• _Dataset extract_

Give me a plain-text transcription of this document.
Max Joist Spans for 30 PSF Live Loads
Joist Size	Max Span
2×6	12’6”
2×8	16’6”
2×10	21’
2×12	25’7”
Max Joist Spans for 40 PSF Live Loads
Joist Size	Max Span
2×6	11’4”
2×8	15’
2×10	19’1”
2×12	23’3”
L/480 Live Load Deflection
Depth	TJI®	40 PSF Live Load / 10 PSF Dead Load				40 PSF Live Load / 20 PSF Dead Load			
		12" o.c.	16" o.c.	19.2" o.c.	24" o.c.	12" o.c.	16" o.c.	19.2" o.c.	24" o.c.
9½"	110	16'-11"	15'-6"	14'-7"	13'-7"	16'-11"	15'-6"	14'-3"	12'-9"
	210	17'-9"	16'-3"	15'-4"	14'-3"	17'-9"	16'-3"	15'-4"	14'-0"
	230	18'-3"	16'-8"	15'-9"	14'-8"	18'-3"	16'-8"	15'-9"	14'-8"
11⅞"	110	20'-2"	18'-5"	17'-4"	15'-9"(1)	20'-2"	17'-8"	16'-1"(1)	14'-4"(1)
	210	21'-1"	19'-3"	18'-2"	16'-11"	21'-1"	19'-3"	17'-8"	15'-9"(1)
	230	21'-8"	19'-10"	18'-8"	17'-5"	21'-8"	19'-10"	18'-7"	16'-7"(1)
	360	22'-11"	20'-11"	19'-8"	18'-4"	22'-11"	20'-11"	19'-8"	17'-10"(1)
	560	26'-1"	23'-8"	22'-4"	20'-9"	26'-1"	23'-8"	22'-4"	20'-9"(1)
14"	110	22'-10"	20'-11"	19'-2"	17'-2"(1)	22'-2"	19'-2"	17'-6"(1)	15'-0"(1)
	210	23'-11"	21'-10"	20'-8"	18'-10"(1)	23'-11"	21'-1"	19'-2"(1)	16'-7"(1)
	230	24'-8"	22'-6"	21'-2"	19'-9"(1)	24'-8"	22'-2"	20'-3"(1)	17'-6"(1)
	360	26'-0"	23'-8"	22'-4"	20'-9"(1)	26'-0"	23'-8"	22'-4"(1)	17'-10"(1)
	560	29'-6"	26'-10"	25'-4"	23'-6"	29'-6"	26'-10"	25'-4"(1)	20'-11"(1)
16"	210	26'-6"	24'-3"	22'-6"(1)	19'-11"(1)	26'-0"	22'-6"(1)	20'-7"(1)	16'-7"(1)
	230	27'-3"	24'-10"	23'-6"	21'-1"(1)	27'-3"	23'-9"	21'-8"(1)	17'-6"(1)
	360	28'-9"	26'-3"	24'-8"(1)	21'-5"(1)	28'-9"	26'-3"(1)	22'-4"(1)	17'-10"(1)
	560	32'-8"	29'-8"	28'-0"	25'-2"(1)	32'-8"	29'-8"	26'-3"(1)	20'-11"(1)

• _The request_
Return every line in the listing that contains the word "Loads".

• _Exercise result_
Max Joist Spans for 30 PSF Live Loads
Max Joist Spans for 40 PSF Live Loads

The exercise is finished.